#### [Requirements]
Reproduce the records between the lines holding "url-label: URL bbox=[317, 512, 346, 528]" and "filter-links[interactable]: Links 2", inclusive, changing "filename" to "file name" and leaving everything else as it stands. Give only those lines.

#### [Material for this task]

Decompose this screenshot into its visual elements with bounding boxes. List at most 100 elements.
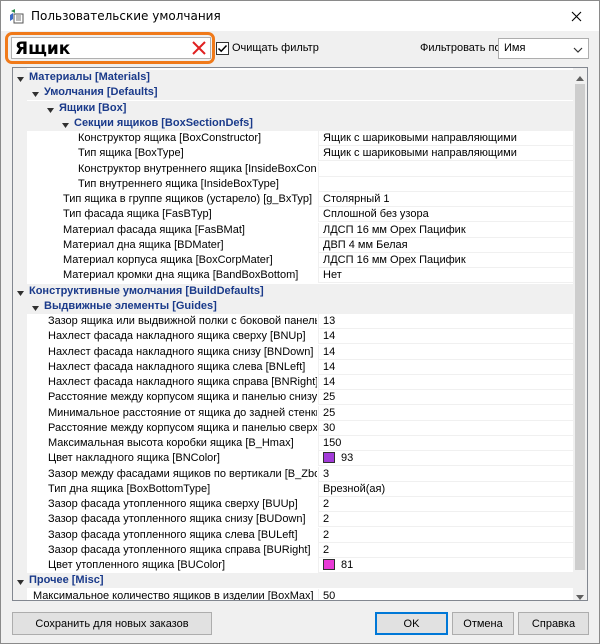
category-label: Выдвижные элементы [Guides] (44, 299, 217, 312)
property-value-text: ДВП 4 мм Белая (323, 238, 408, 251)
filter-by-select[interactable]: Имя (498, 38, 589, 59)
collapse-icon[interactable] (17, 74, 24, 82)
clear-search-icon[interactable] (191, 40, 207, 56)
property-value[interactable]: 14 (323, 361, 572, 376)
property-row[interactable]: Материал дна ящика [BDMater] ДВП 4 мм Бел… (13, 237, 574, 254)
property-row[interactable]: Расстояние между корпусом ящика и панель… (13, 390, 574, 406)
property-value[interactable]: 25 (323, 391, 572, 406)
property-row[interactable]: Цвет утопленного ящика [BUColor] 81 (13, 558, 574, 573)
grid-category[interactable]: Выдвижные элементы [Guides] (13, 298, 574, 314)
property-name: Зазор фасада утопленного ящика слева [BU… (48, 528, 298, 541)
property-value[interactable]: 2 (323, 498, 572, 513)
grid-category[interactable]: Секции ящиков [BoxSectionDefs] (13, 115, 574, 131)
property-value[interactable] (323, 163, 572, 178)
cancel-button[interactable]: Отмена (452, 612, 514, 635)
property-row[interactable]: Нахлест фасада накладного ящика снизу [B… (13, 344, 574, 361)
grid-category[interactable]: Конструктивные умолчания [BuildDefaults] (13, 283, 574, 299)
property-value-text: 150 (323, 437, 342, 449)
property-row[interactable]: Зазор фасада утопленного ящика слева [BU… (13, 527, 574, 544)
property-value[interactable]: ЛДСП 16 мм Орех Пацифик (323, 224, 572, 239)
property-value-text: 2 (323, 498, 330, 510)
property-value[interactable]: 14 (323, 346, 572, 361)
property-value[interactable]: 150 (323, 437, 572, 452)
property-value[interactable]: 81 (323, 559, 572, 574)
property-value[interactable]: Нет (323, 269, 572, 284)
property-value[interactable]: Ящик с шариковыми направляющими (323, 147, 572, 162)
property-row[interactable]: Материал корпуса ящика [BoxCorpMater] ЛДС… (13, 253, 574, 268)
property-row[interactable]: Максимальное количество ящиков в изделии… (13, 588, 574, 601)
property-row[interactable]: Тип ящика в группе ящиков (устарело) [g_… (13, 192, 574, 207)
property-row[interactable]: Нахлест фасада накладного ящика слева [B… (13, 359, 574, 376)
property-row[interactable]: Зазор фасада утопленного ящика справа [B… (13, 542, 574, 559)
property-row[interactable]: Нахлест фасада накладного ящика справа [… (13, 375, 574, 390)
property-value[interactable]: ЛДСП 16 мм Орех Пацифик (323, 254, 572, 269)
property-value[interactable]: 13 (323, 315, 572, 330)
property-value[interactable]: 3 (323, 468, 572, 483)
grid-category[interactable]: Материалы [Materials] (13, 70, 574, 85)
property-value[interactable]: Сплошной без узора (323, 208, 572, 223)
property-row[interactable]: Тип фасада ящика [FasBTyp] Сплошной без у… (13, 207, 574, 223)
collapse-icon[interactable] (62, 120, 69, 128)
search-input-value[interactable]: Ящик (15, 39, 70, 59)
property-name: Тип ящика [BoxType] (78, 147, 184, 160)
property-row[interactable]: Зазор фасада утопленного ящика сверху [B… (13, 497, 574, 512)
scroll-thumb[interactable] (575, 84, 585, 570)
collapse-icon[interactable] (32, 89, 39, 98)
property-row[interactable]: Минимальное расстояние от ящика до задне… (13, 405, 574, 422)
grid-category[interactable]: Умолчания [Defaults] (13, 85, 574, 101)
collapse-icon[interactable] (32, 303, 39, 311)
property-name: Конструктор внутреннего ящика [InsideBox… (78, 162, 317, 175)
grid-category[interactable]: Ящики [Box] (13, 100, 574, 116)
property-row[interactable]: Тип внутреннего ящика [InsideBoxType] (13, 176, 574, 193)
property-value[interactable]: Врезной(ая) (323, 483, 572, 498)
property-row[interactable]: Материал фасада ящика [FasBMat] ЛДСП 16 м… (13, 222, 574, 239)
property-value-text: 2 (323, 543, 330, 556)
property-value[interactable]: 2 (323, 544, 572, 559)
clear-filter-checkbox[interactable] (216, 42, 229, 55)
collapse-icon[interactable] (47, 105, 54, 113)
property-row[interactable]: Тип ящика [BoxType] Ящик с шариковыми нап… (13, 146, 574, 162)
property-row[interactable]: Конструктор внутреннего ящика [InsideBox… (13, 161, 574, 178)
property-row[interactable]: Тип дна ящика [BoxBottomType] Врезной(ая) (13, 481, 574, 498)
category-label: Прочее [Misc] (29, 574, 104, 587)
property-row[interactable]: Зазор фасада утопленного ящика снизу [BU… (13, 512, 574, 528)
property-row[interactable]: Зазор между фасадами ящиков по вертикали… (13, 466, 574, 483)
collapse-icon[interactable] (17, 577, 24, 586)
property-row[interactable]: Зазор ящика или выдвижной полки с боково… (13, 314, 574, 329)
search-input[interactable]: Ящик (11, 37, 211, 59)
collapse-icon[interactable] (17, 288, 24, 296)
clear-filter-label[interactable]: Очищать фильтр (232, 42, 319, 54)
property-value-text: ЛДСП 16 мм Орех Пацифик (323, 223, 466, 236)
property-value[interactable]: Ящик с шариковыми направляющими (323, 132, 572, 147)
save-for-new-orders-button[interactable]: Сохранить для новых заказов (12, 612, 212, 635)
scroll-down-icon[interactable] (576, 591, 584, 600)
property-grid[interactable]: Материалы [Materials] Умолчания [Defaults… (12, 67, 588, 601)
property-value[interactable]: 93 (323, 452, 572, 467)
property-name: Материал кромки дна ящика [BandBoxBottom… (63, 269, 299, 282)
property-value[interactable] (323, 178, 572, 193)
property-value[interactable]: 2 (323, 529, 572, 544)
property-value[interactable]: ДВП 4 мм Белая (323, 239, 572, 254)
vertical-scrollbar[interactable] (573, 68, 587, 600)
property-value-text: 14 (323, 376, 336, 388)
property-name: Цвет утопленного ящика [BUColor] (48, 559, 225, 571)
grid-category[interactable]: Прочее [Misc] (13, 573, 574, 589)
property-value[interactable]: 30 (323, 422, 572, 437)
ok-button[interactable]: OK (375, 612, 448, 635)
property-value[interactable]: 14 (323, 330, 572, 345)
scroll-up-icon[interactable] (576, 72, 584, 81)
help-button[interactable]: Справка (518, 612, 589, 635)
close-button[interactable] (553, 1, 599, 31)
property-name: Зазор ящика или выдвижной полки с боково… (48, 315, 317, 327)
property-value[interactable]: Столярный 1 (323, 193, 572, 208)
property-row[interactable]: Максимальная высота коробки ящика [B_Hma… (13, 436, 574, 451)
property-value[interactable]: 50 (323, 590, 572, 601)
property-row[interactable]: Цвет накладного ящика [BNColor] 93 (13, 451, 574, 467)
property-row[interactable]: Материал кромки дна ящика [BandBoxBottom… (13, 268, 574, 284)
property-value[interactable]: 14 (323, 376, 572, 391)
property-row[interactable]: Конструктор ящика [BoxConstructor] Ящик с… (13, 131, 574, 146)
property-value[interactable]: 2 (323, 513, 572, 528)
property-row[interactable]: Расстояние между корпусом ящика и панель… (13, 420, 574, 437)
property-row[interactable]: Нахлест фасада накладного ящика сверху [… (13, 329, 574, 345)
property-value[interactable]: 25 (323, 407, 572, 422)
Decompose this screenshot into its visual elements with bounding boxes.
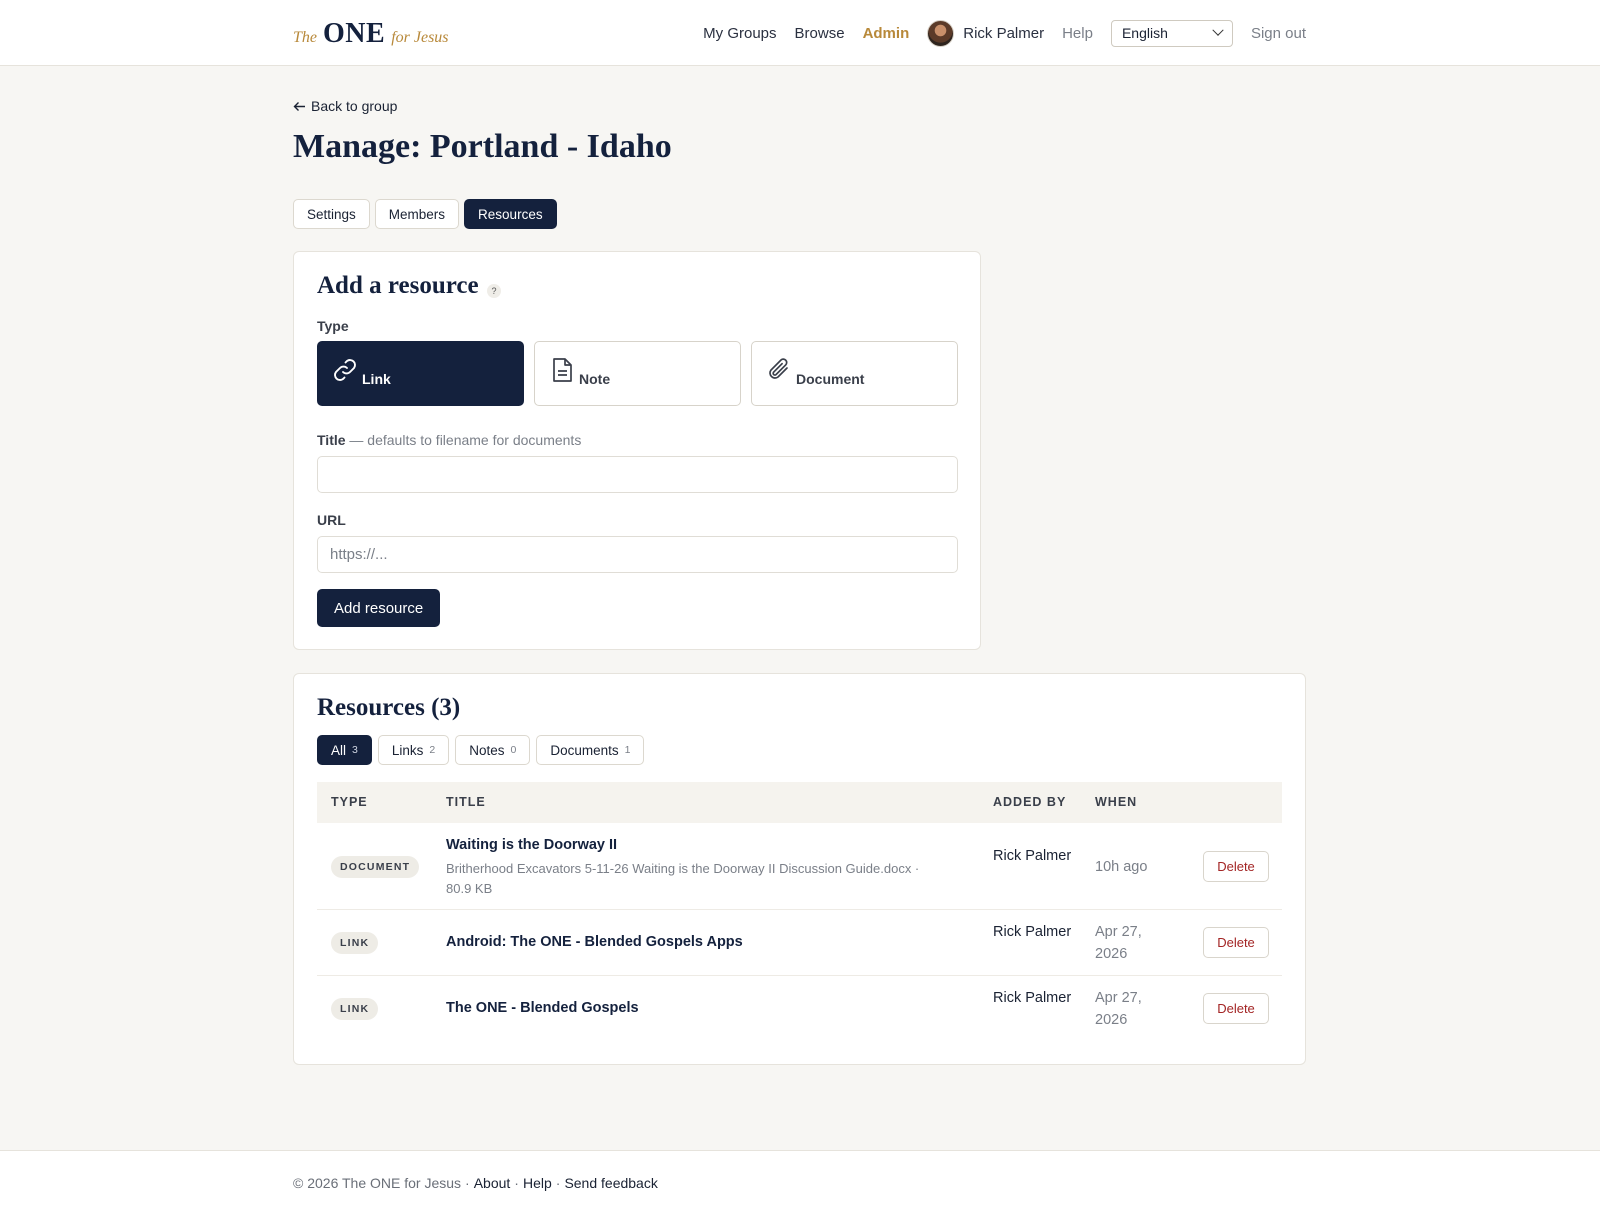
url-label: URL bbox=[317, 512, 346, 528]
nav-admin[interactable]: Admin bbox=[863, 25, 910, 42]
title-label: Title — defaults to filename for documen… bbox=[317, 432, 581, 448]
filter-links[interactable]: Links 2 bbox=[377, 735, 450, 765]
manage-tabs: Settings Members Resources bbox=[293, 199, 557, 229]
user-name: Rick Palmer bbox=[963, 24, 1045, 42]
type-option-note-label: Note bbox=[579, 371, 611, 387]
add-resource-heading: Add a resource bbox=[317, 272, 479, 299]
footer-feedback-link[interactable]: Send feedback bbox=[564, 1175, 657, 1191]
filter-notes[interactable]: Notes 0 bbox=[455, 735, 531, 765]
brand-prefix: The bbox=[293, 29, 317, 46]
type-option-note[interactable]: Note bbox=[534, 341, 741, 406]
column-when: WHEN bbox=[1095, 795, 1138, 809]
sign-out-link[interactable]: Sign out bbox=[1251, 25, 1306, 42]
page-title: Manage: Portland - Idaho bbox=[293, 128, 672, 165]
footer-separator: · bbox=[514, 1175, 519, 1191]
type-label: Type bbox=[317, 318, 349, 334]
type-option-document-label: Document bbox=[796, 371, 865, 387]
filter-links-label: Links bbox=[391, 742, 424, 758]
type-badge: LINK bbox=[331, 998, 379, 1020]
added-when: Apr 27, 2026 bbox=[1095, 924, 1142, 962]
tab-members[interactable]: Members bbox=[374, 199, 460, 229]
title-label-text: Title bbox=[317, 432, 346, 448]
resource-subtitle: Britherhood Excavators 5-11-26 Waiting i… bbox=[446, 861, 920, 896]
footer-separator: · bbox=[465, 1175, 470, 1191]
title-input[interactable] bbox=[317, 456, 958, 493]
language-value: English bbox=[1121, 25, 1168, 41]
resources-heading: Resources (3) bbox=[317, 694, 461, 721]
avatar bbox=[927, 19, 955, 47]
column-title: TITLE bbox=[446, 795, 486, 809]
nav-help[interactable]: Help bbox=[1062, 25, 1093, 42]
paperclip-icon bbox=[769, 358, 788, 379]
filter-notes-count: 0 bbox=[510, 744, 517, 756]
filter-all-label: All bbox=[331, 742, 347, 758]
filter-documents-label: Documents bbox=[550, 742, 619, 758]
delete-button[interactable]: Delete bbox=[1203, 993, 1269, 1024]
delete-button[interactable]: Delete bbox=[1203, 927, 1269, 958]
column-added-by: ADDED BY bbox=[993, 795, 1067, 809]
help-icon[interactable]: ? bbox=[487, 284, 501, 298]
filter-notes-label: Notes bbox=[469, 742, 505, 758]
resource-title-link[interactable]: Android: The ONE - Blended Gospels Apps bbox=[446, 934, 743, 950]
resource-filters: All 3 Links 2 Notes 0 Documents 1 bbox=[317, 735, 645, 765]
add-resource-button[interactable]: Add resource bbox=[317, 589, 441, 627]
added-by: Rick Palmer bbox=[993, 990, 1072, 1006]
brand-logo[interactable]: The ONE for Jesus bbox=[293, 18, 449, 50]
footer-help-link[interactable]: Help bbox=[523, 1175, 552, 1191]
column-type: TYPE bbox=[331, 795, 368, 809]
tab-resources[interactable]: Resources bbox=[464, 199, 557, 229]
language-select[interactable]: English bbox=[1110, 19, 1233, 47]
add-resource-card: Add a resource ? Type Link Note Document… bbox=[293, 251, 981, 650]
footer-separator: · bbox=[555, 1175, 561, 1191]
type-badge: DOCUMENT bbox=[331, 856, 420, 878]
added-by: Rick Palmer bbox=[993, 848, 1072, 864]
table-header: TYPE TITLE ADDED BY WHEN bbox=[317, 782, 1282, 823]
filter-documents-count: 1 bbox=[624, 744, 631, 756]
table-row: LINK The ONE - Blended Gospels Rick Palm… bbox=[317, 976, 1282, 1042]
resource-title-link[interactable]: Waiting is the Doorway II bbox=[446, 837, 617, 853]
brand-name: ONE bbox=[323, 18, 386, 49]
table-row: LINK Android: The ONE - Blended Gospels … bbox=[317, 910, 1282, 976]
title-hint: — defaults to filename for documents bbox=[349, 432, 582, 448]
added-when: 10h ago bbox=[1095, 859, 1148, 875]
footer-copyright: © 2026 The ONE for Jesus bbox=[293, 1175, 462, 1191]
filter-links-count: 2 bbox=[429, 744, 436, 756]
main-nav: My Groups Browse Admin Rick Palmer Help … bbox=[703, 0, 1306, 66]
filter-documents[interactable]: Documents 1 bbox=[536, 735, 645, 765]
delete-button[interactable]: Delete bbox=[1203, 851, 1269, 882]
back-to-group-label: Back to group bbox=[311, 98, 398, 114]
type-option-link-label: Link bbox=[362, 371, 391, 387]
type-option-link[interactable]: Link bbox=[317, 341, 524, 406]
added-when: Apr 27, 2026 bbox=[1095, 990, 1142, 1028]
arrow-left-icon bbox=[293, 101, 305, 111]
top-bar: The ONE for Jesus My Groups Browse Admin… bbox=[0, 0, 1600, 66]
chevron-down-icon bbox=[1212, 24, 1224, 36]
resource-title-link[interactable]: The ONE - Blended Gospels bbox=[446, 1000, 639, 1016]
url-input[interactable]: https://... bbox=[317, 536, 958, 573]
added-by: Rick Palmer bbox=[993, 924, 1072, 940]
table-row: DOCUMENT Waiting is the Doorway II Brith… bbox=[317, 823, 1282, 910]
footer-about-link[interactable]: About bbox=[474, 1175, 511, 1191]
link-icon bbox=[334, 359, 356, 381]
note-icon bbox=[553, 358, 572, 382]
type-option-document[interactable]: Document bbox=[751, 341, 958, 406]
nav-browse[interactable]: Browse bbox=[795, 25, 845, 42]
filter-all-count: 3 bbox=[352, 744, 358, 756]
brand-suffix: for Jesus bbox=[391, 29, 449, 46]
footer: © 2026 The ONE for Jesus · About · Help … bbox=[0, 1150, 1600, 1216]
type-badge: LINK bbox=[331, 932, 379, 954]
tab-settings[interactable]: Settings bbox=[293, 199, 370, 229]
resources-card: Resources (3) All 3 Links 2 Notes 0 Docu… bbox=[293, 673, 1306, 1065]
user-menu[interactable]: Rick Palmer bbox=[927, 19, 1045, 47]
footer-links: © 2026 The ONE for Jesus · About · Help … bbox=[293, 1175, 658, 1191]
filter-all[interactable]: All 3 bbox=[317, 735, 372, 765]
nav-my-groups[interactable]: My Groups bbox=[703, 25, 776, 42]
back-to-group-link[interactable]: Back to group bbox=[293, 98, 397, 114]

#### [Solution for this task]
url-label: URL bbox=[317, 512, 346, 528]
nav-admin[interactable]: Admin bbox=[863, 25, 910, 42]
title-label: Title — defaults to file name for documen… bbox=[317, 432, 581, 448]
filter-links[interactable]: Links 2 bbox=[377, 735, 450, 765]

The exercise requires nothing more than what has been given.